#### [WHAT THE TASK REQUIRES]
From the records below, copy every line that contains the word "color".

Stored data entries
· · · · ·

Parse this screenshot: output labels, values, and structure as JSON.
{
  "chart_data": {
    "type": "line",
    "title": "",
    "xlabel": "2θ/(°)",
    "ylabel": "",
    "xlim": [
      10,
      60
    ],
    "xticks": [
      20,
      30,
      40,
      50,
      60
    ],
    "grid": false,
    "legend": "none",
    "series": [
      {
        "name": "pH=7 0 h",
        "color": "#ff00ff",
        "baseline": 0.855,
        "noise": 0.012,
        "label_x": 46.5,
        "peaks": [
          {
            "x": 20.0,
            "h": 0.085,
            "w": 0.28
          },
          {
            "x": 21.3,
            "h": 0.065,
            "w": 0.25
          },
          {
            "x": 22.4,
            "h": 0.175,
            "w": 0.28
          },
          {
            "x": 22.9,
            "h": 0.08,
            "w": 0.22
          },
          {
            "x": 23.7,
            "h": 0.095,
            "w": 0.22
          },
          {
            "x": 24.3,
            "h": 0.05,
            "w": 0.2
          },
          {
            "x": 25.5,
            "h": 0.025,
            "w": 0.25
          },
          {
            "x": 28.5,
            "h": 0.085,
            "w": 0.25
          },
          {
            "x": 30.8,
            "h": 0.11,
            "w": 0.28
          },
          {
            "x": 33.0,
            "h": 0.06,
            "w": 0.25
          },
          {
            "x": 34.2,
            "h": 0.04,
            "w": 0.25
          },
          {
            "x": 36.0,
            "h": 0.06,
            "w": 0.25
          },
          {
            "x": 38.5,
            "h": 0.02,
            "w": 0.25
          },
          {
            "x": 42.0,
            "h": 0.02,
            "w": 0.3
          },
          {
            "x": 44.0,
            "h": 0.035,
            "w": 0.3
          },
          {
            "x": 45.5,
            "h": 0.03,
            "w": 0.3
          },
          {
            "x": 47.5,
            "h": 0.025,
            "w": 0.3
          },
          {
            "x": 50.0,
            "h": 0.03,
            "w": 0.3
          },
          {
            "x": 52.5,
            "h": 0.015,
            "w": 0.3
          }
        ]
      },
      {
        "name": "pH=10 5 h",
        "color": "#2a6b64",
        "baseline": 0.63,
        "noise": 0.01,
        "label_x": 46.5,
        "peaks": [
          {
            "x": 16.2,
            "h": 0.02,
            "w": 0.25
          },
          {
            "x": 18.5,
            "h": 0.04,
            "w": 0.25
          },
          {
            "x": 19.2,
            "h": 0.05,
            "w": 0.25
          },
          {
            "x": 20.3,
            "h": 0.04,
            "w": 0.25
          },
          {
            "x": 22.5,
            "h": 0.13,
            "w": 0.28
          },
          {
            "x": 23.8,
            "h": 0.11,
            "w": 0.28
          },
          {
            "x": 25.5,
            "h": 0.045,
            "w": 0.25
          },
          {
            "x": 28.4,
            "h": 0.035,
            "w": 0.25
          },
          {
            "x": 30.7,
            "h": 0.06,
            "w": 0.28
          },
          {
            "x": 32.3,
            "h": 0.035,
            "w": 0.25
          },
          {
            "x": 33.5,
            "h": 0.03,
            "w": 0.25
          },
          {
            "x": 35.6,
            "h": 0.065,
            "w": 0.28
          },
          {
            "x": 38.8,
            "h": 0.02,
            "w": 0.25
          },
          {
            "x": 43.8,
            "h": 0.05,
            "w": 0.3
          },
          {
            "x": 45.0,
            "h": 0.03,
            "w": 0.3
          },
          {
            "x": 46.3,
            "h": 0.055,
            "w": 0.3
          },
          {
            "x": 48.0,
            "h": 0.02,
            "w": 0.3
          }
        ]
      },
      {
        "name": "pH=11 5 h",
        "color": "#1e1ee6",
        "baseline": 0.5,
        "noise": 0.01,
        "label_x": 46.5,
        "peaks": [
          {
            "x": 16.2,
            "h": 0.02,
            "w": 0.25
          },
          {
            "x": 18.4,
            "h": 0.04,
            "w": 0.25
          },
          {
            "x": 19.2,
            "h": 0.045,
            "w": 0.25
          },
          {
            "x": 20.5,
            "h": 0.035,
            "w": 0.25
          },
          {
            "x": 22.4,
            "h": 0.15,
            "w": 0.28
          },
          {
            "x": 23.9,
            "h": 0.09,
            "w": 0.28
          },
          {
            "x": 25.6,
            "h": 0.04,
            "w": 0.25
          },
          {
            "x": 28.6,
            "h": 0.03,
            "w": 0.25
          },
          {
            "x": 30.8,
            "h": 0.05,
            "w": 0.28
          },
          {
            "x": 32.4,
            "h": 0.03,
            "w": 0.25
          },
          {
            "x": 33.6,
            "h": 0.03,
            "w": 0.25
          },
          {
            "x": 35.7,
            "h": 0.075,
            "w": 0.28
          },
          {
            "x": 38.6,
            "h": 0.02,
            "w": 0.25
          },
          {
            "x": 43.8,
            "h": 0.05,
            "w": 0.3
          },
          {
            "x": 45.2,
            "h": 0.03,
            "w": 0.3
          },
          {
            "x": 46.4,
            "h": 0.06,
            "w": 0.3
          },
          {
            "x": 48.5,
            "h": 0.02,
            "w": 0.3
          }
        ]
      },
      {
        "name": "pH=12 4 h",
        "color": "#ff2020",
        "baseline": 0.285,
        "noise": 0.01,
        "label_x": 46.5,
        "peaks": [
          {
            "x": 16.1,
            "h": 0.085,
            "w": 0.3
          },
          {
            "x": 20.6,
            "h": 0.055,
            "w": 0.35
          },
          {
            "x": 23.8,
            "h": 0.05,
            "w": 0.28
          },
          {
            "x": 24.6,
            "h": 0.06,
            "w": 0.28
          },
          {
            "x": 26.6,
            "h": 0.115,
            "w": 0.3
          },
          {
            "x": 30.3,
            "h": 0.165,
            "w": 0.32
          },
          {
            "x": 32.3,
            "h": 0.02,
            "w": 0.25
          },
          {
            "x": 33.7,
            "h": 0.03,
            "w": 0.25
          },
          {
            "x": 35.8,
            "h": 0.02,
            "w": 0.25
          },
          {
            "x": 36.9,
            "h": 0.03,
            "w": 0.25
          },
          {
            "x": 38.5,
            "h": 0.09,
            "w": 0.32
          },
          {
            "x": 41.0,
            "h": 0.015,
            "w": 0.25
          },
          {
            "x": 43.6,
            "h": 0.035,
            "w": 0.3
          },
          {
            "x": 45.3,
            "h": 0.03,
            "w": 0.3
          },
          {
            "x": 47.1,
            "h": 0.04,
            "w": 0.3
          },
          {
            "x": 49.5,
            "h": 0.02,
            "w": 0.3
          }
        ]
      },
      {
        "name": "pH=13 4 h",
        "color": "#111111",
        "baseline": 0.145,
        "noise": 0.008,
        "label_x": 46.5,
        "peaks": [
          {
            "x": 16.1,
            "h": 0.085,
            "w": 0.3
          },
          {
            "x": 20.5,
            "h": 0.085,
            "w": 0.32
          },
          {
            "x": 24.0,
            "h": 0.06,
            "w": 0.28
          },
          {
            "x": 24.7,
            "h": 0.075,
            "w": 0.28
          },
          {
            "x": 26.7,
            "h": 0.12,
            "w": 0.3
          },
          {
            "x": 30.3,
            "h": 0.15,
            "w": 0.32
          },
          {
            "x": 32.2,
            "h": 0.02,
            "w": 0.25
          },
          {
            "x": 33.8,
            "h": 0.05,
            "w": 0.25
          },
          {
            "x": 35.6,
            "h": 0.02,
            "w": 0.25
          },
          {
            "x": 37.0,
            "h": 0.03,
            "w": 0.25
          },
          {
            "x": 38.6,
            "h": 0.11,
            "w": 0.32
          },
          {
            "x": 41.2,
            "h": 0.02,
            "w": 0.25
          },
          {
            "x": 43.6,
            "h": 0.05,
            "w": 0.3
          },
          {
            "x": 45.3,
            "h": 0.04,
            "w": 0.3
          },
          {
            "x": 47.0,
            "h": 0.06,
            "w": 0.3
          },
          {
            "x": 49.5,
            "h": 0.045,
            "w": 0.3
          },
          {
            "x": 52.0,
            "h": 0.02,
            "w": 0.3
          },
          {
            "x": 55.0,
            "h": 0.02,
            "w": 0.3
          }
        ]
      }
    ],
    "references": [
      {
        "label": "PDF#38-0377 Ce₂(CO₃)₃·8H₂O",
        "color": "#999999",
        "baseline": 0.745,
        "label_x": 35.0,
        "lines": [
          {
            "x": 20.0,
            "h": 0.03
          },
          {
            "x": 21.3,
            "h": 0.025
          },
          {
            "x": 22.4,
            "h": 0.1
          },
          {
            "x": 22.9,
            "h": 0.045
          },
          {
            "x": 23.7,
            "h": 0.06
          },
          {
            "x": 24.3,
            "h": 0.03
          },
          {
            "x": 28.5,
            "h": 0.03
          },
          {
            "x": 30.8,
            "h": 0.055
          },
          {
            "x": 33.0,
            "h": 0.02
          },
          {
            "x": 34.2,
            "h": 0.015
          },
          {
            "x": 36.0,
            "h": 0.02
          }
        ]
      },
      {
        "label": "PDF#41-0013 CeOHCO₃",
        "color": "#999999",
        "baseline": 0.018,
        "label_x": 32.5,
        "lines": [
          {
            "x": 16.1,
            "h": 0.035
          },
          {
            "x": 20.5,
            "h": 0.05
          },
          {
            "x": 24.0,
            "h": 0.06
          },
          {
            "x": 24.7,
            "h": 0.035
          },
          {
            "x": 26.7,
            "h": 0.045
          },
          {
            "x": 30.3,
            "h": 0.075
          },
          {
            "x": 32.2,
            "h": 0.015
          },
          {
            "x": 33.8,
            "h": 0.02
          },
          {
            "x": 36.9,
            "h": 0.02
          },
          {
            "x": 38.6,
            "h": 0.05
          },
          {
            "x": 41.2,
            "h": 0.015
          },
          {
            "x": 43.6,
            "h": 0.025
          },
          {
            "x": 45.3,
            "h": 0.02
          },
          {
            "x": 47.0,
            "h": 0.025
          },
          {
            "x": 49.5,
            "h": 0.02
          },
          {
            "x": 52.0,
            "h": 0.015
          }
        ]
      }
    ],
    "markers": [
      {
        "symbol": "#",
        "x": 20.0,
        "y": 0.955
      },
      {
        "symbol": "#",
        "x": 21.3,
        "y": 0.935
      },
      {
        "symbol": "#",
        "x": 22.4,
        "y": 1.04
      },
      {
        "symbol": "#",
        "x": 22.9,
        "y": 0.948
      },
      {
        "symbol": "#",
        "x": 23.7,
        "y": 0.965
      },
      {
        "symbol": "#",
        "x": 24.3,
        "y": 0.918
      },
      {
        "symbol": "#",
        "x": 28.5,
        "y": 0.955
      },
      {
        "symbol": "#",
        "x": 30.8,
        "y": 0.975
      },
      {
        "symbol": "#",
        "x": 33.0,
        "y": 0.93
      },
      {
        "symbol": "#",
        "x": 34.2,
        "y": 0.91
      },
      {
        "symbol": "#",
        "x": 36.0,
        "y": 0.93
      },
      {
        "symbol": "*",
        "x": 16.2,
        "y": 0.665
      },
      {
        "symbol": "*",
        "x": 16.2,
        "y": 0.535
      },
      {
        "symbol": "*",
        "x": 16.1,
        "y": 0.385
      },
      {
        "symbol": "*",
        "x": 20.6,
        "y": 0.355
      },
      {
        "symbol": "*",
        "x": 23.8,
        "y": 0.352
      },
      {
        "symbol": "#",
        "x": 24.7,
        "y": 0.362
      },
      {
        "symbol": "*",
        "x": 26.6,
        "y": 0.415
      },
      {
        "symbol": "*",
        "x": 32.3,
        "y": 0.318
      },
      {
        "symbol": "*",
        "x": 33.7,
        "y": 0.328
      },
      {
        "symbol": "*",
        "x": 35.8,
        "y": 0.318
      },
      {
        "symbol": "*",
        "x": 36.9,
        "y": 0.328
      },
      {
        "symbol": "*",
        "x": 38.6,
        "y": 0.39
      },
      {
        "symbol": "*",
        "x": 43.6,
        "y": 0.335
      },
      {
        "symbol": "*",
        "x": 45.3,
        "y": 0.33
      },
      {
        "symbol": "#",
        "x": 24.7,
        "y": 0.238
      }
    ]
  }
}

· · · · ·

#### [FINAL RESULT]
        "color": "#ff00ff",
        "color": "#2a6b64",
        "color": "#1e1ee6",
        "color": "#ff2020",
        "color": "#111111",
        "color": "#999999",
        "color": "#999999",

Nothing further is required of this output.